Problem requirements:
Copy out each line exactly as it appears.

— Start of Dataset content —

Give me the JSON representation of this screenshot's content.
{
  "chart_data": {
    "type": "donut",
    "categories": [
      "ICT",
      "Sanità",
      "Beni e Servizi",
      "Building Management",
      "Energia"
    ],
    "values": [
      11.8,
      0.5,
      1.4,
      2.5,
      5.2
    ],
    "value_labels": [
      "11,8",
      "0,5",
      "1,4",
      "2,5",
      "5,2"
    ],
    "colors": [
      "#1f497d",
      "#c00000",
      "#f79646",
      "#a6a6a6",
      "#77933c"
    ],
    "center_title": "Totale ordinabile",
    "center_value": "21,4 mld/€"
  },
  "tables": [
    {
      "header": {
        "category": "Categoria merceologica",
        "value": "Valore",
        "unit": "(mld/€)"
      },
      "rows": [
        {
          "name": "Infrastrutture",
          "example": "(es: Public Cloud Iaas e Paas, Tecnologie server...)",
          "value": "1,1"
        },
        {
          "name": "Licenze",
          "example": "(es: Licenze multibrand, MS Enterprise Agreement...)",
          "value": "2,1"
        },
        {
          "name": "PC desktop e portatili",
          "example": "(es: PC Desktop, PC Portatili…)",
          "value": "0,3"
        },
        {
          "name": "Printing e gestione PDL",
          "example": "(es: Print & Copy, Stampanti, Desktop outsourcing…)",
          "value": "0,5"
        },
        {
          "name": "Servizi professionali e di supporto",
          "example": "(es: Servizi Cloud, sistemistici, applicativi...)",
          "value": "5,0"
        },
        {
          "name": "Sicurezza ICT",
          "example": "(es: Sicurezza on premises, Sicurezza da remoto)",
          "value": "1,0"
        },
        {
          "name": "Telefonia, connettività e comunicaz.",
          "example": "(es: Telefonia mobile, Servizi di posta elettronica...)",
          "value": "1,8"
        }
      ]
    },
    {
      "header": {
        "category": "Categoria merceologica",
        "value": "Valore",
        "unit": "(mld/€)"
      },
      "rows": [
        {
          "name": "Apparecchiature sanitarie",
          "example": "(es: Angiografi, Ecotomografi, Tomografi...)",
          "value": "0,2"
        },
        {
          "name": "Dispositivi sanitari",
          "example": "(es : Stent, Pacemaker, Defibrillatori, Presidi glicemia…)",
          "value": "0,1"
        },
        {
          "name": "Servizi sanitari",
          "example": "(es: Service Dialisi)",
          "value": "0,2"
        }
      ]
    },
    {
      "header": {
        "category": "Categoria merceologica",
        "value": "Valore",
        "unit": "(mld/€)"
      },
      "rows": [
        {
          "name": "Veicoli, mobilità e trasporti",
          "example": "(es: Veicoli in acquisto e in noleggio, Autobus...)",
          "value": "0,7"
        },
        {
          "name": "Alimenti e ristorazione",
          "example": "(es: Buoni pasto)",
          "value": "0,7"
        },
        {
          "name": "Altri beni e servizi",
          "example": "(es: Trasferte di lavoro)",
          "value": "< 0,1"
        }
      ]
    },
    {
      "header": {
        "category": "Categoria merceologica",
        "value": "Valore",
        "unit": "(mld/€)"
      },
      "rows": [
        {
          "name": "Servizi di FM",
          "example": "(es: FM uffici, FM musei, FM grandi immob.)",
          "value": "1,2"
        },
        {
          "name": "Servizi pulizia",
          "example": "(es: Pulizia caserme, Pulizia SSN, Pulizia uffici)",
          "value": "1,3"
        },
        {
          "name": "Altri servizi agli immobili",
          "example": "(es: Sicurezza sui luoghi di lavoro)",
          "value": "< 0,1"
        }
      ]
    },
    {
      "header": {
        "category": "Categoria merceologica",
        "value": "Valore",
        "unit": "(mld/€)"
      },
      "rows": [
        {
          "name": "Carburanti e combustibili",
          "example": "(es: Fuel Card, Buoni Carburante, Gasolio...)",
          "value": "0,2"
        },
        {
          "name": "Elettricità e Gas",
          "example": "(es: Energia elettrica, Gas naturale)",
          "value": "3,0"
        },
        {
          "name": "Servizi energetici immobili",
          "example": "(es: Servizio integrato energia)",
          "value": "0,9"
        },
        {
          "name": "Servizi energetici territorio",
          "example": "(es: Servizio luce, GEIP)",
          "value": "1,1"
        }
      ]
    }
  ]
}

— End of Dataset content —

Task response:
Give me the JSON representation of this screenshot's content.
{
  "chart_data": {
    "type": "donut",
    "categories": [
      "ICT",
      "Sanità",
      "Beni e Servizi",
      "Building Management",
      "Energia"
    ],
    "values": [
      11.8,
      0.5,
      1.4,
      2.5,
      5.2
    ],
    "value_labels": [
      "11,8",
      "0,5",
      "1,4",
      "2,5",
      "5,2"
    ],
    "colors": [
      "#1f497d",
      "#c00000",
      "#f79646",
      "#a6a6a6",
      "#77933c"
    ],
    "center_title": "Totale ordinabile",
    "center_value": "21,4 mld/€"
  },
  "tables": [
    {
      "header": {
        "category": "Categoria merceologica",
        "value": "Valore",
        "unit": "(mld/€)"
      },
      "rows": [
        {
          "name": "Infrastrutture",
          "example": "(es: Public Cloud Iaas e Paas, Tecnologie server...)",
          "value": "1,1"
        },
        {
          "name": "Licenze",
          "example": "(es: Licenze multibrand, MS Enterprise Agreement...)",
          "value": "2,1"
        },
        {
          "name": "PC desktop e portatili",
          "example": "(es: PC Desktop, PC Portatili…)",
          "value": "0,3"
        },
        {
          "name": "Printing e gestione PDL",
          "example": "(es: Print & Copy, Stampanti, Desktop outsourcing…)",
          "value": "0,5"
        },
        {
          "name": "Servizi professionali e di supporto",
          "example": "(es: Servizi Cloud, sistemistici, applicativi...)",
          "value": "5,0"
        },
        {
          "name": "Sicurezza ICT",
          "example": "(es: Sicurezza on premises, Sicurezza da remoto)",
          "value": "1,0"
        },
        {
          "name": "Telefonia, connettività e comunicaz.",
          "example": "(es: Telefonia mobile, Servizi di posta elettronica...)",
          "value": "1,8"
        }
      ]
    },
    {
      "header": {
        "category": "Categoria merceologica",
        "value": "Valore",
        "unit": "(mld/€)"
      },
      "rows": [
        {
          "name": "Apparecchiature sanitarie",
          "example": "(es: Angiografi, Ecotomografi, Tomografi...)",
          "value": "0,2"
        },
        {
          "name": "Dispositivi sanitari",
          "example": "(es : Stent, Pacemaker, Defibrillatori, Presidi glicemia…)",
          "value": "0,1"
        },
        {
          "name": "Servizi sanitari",
          "example": "(es: Service Dialisi)",
          "value": "0,2"
        }
      ]
    },
    {
      "header": {
        "category": "Categoria merceologica",
        "value": "Valore",
        "unit": "(mld/€)"
      },
      "rows": [
        {
          "name": "Veicoli, mobilità e trasporti",
          "example": "(es: Veicoli in acquisto e in noleggio, Autobus...)",
          "value": "0,7"
        },
        {
          "name": "Alimenti e ristorazione",
          "example": "(es: Buoni pasto)",
          "value": "0,7"
        },
        {
          "name": "Altri beni e servizi",
          "example": "(es: Trasferte di lavoro)",
          "value": "< 0,1"
        }
      ]
    },
    {
      "header": {
        "category": "Categoria merceologica",
        "value": "Valore",
        "unit": "(mld/€)"
      },
      "rows": [
        {
          "name": "Servizi di FM",
          "example": "(es: FM uffici, FM musei, FM grandi immob.)",
          "value": "1,2"
        },
        {
          "name": "Servizi pulizia",
          "example": "(es: Pulizia caserme, Pulizia SSN, Pulizia uffici)",
          "value": "1,3"
        },
        {
          "name": "Altri servizi agli immobili",
          "example": "(es: Sicurezza sui luoghi di lavoro)",
          "value": "< 0,1"
        }
      ]
    },
    {
      "header": {
        "category": "Categoria merceologica",
        "value": "Valore",
        "unit": "(mld/€)"
      },
      "rows": [
        {
          "name": "Carburanti e combustibili",
          "example": "(es: Fuel Card, Buoni Carburante, Gasolio...)",
          "value": "0,2"
        },
        {
          "name": "Elettricità e Gas",
          "example": "(es: Energia elettrica, Gas naturale)",
          "value": "3,0"
        },
        {
          "name": "Servizi energetici immobili",
          "example": "(es: Servizio integrato energia)",
          "value": "0,9"
        },
        {
          "name": "Servizi energetici territorio",
          "example": "(es: Servizio luce, GEIP)",
          "value": "1,1"
        }
      ]
    }
  ]
}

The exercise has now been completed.